[Entries from a visual dataset]
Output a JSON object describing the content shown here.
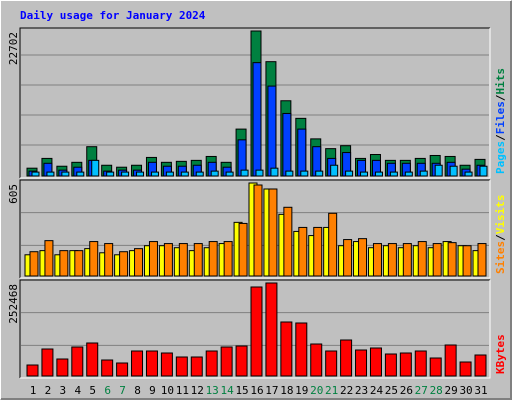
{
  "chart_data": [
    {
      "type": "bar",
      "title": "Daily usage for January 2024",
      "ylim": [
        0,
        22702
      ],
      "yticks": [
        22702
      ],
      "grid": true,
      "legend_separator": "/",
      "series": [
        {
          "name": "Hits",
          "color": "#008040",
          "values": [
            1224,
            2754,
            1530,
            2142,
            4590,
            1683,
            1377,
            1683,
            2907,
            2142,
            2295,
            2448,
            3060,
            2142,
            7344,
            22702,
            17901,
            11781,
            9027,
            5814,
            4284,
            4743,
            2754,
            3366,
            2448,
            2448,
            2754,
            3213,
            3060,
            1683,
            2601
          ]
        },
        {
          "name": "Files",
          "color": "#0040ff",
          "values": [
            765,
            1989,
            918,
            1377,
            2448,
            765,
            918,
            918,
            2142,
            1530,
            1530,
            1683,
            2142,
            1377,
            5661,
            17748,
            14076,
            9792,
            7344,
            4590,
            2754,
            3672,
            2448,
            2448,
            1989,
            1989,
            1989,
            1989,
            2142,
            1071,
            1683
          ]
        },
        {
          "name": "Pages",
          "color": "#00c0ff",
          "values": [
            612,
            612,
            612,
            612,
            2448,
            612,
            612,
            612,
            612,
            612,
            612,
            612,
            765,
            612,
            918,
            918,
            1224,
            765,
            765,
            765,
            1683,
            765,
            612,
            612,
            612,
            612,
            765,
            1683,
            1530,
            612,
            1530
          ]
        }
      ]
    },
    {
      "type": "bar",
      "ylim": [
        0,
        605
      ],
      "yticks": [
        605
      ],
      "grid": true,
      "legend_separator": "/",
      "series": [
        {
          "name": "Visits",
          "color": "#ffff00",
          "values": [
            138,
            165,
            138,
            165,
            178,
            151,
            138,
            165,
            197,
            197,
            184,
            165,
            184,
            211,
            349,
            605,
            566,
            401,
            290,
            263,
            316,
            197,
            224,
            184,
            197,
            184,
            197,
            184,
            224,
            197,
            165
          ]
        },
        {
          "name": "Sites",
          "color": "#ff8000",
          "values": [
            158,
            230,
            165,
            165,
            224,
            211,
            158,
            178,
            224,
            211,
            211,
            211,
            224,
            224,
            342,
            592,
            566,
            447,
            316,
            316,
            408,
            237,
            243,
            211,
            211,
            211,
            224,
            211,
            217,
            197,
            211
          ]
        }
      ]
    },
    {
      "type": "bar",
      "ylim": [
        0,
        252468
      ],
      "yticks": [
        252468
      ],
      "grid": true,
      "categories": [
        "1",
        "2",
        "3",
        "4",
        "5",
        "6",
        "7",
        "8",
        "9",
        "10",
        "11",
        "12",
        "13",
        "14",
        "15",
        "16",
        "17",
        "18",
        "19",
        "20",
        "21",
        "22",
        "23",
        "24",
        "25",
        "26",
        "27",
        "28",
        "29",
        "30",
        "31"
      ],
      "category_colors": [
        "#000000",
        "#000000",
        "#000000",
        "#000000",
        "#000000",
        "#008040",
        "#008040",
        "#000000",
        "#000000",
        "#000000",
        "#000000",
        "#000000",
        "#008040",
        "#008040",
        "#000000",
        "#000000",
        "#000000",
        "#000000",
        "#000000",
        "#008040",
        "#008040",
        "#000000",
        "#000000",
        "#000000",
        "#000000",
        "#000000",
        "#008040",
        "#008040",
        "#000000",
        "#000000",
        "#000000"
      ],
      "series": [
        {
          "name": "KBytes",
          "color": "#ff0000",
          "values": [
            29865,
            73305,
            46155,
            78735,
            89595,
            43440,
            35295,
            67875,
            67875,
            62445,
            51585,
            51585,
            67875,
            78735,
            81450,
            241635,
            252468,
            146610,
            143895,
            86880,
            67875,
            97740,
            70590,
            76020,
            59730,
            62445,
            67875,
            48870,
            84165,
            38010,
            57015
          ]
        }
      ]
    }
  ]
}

**PROMPT:**
Leave images out of the retyped records; keep all else exact.

**RESULT BELOW:**
Output a JSON object describing the content shown here.
{
  "chart_data": [
    {
      "type": "bar",
      "title": "Daily usage for January 2024",
      "ylim": [
        0,
        22702
      ],
      "yticks": [
        22702
      ],
      "grid": true,
      "legend_separator": "/",
      "series": [
        {
          "name": "Hits",
          "color": "#008040",
          "values": [
            1224,
            2754,
            1530,
            2142,
            4590,
            1683,
            1377,
            1683,
            2907,
            2142,
            2295,
            2448,
            3060,
            2142,
            7344,
            22702,
            17901,
            11781,
            9027,
            5814,
            4284,
            4743,
            2754,
            3366,
            2448,
            2448,
            2754,
            3213,
            3060,
            1683,
            2601
          ]
        },
        {
          "name": "Files",
          "color": "#0040ff",
          "values": [
            765,
            1989,
            918,
            1377,
            2448,
            765,
            918,
            918,
            2142,
            1530,
            1530,
            1683,
            2142,
            1377,
            5661,
            17748,
            14076,
            9792,
            7344,
            4590,
            2754,
            3672,
            2448,
            2448,
            1989,
            1989,
            1989,
            1989,
            2142,
            1071,
            1683
          ]
        },
        {
          "name": "Pages",
          "color": "#00c0ff",
          "values": [
            612,
            612,
            612,
            612,
            2448,
            612,
            612,
            612,
            612,
            612,
            612,
            612,
            765,
            612,
            918,
            918,
            1224,
            765,
            765,
            765,
            1683,
            765,
            612,
            612,
            612,
            612,
            765,
            1683,
            1530,
            612,
            1530
          ]
        }
      ]
    },
    {
      "type": "bar",
      "ylim": [
        0,
        605
      ],
      "yticks": [
        605
      ],
      "grid": true,
      "legend_separator": "/",
      "series": [
        {
          "name": "Visits",
          "color": "#ffff00",
          "values": [
            138,
            165,
            138,
            165,
            178,
            151,
            138,
            165,
            197,
            197,
            184,
            165,
            184,
            211,
            349,
            605,
            566,
            401,
            290,
            263,
            316,
            197,
            224,
            184,
            197,
            184,
            197,
            184,
            224,
            197,
            165
          ]
        },
        {
          "name": "Sites",
          "color": "#ff8000",
          "values": [
            158,
            230,
            165,
            165,
            224,
            211,
            158,
            178,
            224,
            211,
            211,
            211,
            224,
            224,
            342,
            592,
            566,
            447,
            316,
            316,
            408,
            237,
            243,
            211,
            211,
            211,
            224,
            211,
            217,
            197,
            211
          ]
        }
      ]
    },
    {
      "type": "bar",
      "ylim": [
        0,
        252468
      ],
      "yticks": [
        252468
      ],
      "grid": true,
      "categories": [
        "1",
        "2",
        "3",
        "4",
        "5",
        "6",
        "7",
        "8",
        "9",
        "10",
        "11",
        "12",
        "13",
        "14",
        "15",
        "16",
        "17",
        "18",
        "19",
        "20",
        "21",
        "22",
        "23",
        "24",
        "25",
        "26",
        "27",
        "28",
        "29",
        "30",
        "31"
      ],
      "category_colors": [
        "#000000",
        "#000000",
        "#000000",
        "#000000",
        "#000000",
        "#008040",
        "#008040",
        "#000000",
        "#000000",
        "#000000",
        "#000000",
        "#000000",
        "#008040",
        "#008040",
        "#000000",
        "#000000",
        "#000000",
        "#000000",
        "#000000",
        "#008040",
        "#008040",
        "#000000",
        "#000000",
        "#000000",
        "#000000",
        "#000000",
        "#008040",
        "#008040",
        "#000000",
        "#000000",
        "#000000"
      ],
      "series": [
        {
          "name": "KBytes",
          "color": "#ff0000",
          "values": [
            29865,
            73305,
            46155,
            78735,
            89595,
            43440,
            35295,
            67875,
            67875,
            62445,
            51585,
            51585,
            67875,
            78735,
            81450,
            241635,
            252468,
            146610,
            143895,
            86880,
            67875,
            97740,
            70590,
            76020,
            59730,
            62445,
            67875,
            48870,
            84165,
            38010,
            57015
          ]
        }
      ]
    }
  ]
}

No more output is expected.